[GIVEN INFORMATION start]
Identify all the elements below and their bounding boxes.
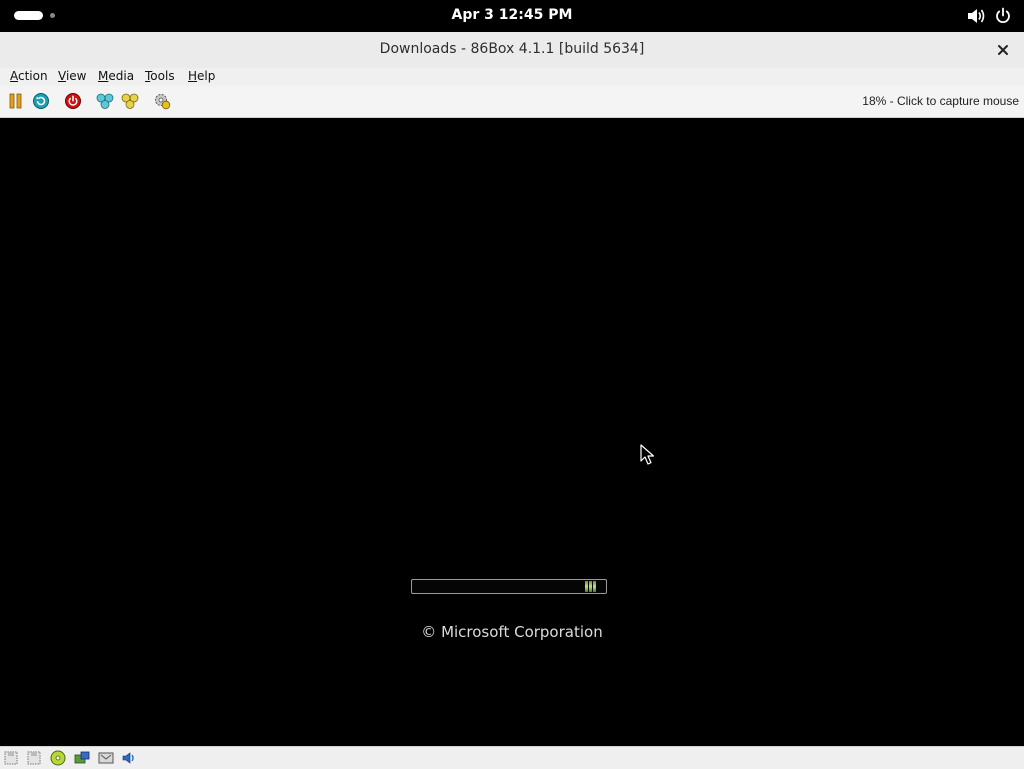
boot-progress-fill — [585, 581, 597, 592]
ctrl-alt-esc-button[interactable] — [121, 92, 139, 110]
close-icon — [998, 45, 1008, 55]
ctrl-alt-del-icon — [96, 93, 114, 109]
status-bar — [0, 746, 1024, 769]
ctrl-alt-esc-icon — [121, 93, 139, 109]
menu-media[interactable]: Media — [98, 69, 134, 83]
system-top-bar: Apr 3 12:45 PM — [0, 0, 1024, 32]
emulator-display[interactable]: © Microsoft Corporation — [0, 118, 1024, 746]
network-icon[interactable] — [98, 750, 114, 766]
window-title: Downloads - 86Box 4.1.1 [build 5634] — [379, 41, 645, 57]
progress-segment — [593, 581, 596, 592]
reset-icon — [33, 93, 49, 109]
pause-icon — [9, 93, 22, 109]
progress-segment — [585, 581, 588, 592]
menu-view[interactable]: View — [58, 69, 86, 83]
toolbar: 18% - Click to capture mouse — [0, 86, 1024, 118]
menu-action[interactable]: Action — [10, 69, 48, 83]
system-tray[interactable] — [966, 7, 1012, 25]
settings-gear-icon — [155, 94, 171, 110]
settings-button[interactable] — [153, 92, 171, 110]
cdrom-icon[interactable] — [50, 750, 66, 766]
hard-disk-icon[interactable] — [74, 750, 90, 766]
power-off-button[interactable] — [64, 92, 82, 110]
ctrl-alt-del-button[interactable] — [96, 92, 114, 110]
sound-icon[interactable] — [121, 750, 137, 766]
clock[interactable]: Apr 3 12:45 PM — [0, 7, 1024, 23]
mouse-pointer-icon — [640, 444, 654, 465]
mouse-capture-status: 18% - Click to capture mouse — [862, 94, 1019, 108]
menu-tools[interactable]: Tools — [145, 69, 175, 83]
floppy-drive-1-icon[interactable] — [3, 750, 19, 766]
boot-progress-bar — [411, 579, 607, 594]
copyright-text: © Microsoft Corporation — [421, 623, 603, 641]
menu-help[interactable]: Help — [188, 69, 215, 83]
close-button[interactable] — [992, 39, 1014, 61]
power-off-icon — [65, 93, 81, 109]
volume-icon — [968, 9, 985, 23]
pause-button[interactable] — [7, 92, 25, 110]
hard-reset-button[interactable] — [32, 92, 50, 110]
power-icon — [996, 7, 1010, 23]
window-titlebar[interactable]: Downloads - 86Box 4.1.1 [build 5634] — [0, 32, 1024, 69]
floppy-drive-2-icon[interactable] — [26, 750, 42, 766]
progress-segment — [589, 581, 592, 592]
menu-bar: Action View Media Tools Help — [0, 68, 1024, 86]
[GIVEN INFORMATION end]
[GIVEN INFORMATION start]
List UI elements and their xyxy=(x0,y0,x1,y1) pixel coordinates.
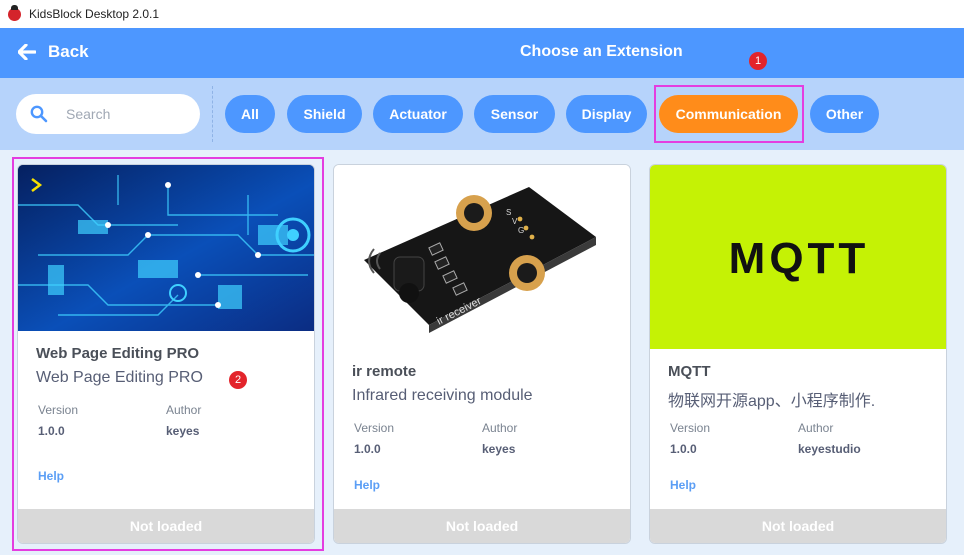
[GIVEN INFORMATION end]
#### WHAT THE EXERCISE ASKS
Rewrite the stretch of the listing from the line containing "Identify all the" through the line containing "menu-bar: Action View", replacing "progress-segment" with "progress-block" and leaving everything else unchanged. Omit the pictures from your answer.

#### ANSWER TO THIS EXERCISE
Identify all the elements below and their bounding boxes.
boot-progress-fill — [585, 581, 597, 592]
ctrl-alt-esc-button[interactable] — [121, 92, 139, 110]
close-icon — [998, 45, 1008, 55]
ctrl-alt-del-icon — [96, 93, 114, 109]
status-bar — [0, 746, 1024, 769]
ctrl-alt-esc-icon — [121, 93, 139, 109]
menu-media[interactable]: Media — [98, 69, 134, 83]
system-top-bar: Apr 3 12:45 PM — [0, 0, 1024, 32]
emulator-display[interactable]: © Microsoft Corporation — [0, 118, 1024, 746]
network-icon[interactable] — [98, 750, 114, 766]
window-title: Downloads - 86Box 4.1.1 [build 5634] — [379, 41, 645, 57]
progress-block — [593, 581, 596, 592]
reset-icon — [33, 93, 49, 109]
pause-icon — [9, 93, 22, 109]
progress-block — [585, 581, 588, 592]
menu-view[interactable]: View — [58, 69, 86, 83]
toolbar: 18% - Click to capture mouse — [0, 86, 1024, 118]
menu-action[interactable]: Action — [10, 69, 48, 83]
system-tray[interactable] — [966, 7, 1012, 25]
settings-gear-icon — [155, 94, 171, 110]
settings-button[interactable] — [153, 92, 171, 110]
cdrom-icon[interactable] — [50, 750, 66, 766]
hard-disk-icon[interactable] — [74, 750, 90, 766]
power-off-button[interactable] — [64, 92, 82, 110]
ctrl-alt-del-button[interactable] — [96, 92, 114, 110]
sound-icon[interactable] — [121, 750, 137, 766]
clock[interactable]: Apr 3 12:45 PM — [0, 7, 1024, 23]
mouse-pointer-icon — [640, 444, 654, 465]
mouse-capture-status: 18% - Click to capture mouse — [862, 94, 1019, 108]
menu-tools[interactable]: Tools — [145, 69, 175, 83]
floppy-drive-1-icon[interactable] — [3, 750, 19, 766]
boot-progress-bar — [411, 579, 607, 594]
copyright-text: © Microsoft Corporation — [421, 623, 603, 641]
menu-help[interactable]: Help — [188, 69, 215, 83]
close-button[interactable] — [992, 39, 1014, 61]
power-off-icon — [65, 93, 81, 109]
volume-icon — [968, 9, 985, 23]
pause-button[interactable] — [7, 92, 25, 110]
hard-reset-button[interactable] — [32, 92, 50, 110]
power-icon — [996, 7, 1010, 23]
window-titlebar[interactable]: Downloads - 86Box 4.1.1 [build 5634] — [0, 32, 1024, 69]
floppy-drive-2-icon[interactable] — [26, 750, 42, 766]
progress-block — [589, 581, 592, 592]
menu-bar: Action View Media Tools Help — [0, 68, 1024, 86]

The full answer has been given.